Challenge
Copy the lines below as they are; omit the images they contain.

[Stored records]
/---

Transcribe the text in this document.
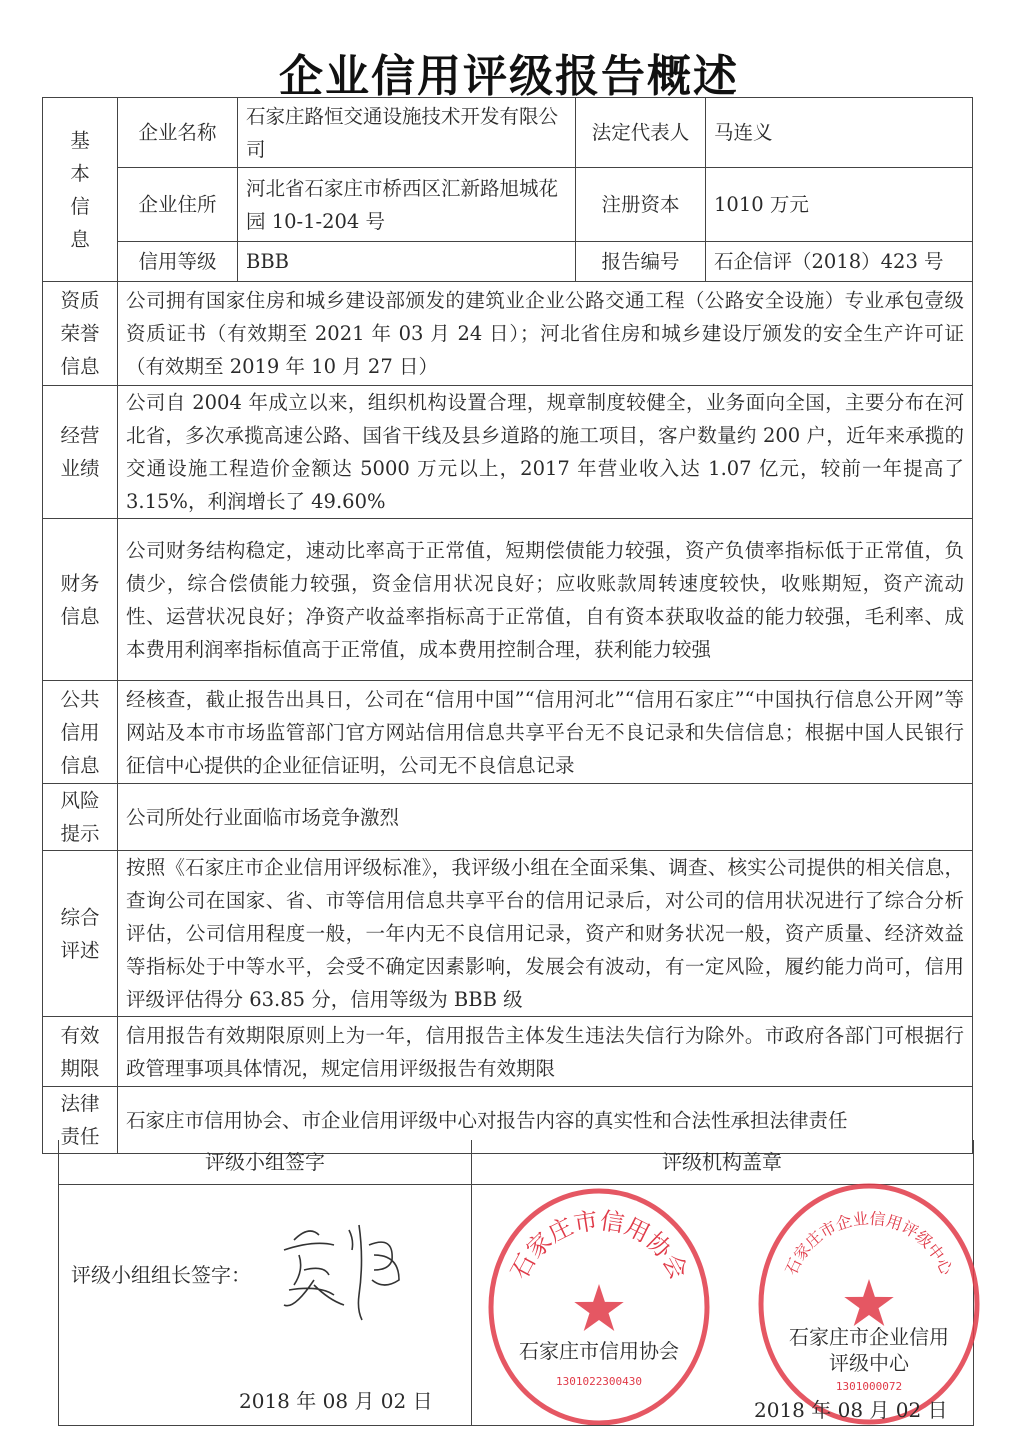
企业信用评级报告概述
基本信息	企业名称	石家庄路恒交通设施技术开发有限公司	法定代表人	马连义
	企业住所	河北省石家庄市桥西区汇新路旭城花园 10-1-204 号	注册资本	1010 万元
	信用等级	BBB	报告编号	石企信评（2018）423 号
资质荣誉信息	公司拥有国家住房和城乡建设部颁发的建筑业企业公路交通工程（公路安全设施）专业承包壹级资质证书（有效期至 2021 年 03 月 24 日）；河北省住房和城乡建设厅颁发的安全生产许可证（有效期至 2019 年 10 月 27 日）			
经营业绩	公司自 2004 年成立以来，组织机构设置合理，规章制度较健全，业务面向全国，主要分布在河北省，多次承揽高速公路、国省干线及县乡道路的施工项目，客户数量约 200 户，近年来承揽的交通设施工程造价金额达 5000 万元以上，2017 年营业收入达 1.07 亿元，较前一年提高了 3.15%，利润增长了 49.60%			
财务信息	公司财务结构稳定，速动比率高于正常值，短期偿债能力较强，资产负债率指标低于正常值，负债少，综合偿债能力较强，资金信用状况良好；应收账款周转速度较快，收账期短，资产流动性、运营状况良好；净资产收益率指标高于正常值，自有资本获取收益的能力较强，毛利率、成本费用利润率指标值高于正常值，成本费用控制合理，获利能力较强			
公共信用信息	经核查，截止报告出具日，公司在“信用中国”“信用河北”“信用石家庄”“中国执行信息公开网”等网站及本市市场监管部门官方网站信用信息共享平台无不良记录和失信信息；根据中国人民银行征信中心提供的企业征信证明，公司无不良信息记录			
风险提示	公司所处行业面临市场竞争激烈			
综合评述	按照《石家庄市企业信用评级标准》，我评级小组在全面采集、调查、核实公司提供的相关信息，查询公司在国家、省、市等信用信息共享平台的信用记录后，对公司的信用状况进行了综合分析评估，公司信用程度一般，一年内无不良信用记录，资产和财务状况一般，资产质量、经济效益等指标处于中等水平，会受不确定因素影响，发展会有波动，有一定风险，履约能力尚可，信用评级评估得分 63.85 分，信用等级为 BBB 级			
有效期限	信用报告有效期限原则上为一年，信用报告主体发生违法失信行为除外。市政府各部门可根据行政管理事项具体情况，规定信用评级报告有效期限			
法律责任	石家庄市信用协会、市企业信用评级中心对报告内容的真实性和合法性承担法律责任			
评级小组签字	评级机构盖章
评级小组组长签字：
2018 年 08 月 02 日
石家庄市信用协会
1301022300430
石家庄市企业信用评级中心
1301000072
石家庄市信用协会
石家庄市企业信用
评级中心
2018 年 08 月 02 日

\---

Written solution
Transcribe the text in this document.
企业信用评级报告概述
基本信息	企业名称	石家庄路恒交通设施技术开发有限公司	法定代表人	马连义
	企业住所	河北省石家庄市桥西区汇新路旭城花园 10-1-204 号	注册资本	1010 万元
	信用等级	BBB	报告编号	石企信评（2018）423 号
资质荣誉信息	公司拥有国家住房和城乡建设部颁发的建筑业企业公路交通工程（公路安全设施）专业承包壹级资质证书（有效期至 2021 年 03 月 24 日）；河北省住房和城乡建设厅颁发的安全生产许可证（有效期至 2019 年 10 月 27 日）			
经营业绩	公司自 2004 年成立以来，组织机构设置合理，规章制度较健全，业务面向全国，主要分布在河北省，多次承揽高速公路、国省干线及县乡道路的施工项目，客户数量约 200 户，近年来承揽的交通设施工程造价金额达 5000 万元以上，2017 年营业收入达 1.07 亿元，较前一年提高了 3.15%，利润增长了 49.60%			
财务信息	公司财务结构稳定，速动比率高于正常值，短期偿债能力较强，资产负债率指标低于正常值，负债少，综合偿债能力较强，资金信用状况良好；应收账款周转速度较快，收账期短，资产流动性、运营状况良好；净资产收益率指标高于正常值，自有资本获取收益的能力较强，毛利率、成本费用利润率指标值高于正常值，成本费用控制合理，获利能力较强			
公共信用信息	经核查，截止报告出具日，公司在“信用中国”“信用河北”“信用石家庄”“中国执行信息公开网”等网站及本市市场监管部门官方网站信用信息共享平台无不良记录和失信信息；根据中国人民银行征信中心提供的企业征信证明，公司无不良信息记录			
风险提示	公司所处行业面临市场竞争激烈			
综合评述	按照《石家庄市企业信用评级标准》，我评级小组在全面采集、调查、核实公司提供的相关信息，查询公司在国家、省、市等信用信息共享平台的信用记录后，对公司的信用状况进行了综合分析评估，公司信用程度一般，一年内无不良信用记录，资产和财务状况一般，资产质量、经济效益等指标处于中等水平，会受不确定因素影响，发展会有波动，有一定风险，履约能力尚可，信用评级评估得分 63.85 分，信用等级为 BBB 级			
有效期限	信用报告有效期限原则上为一年，信用报告主体发生违法失信行为除外。市政府各部门可根据行政管理事项具体情况，规定信用评级报告有效期限			
法律责任	石家庄市信用协会、市企业信用评级中心对报告内容的真实性和合法性承担法律责任			
评级小组签字	评级机构盖章
评级小组组长签字：
2018 年 08 月 02 日
石家庄市信用协会
1301022300430
石家庄市企业信用评级中心
1301000072
石家庄市信用协会
石家庄市企业信用
评级中心
2018 年 08 月 02 日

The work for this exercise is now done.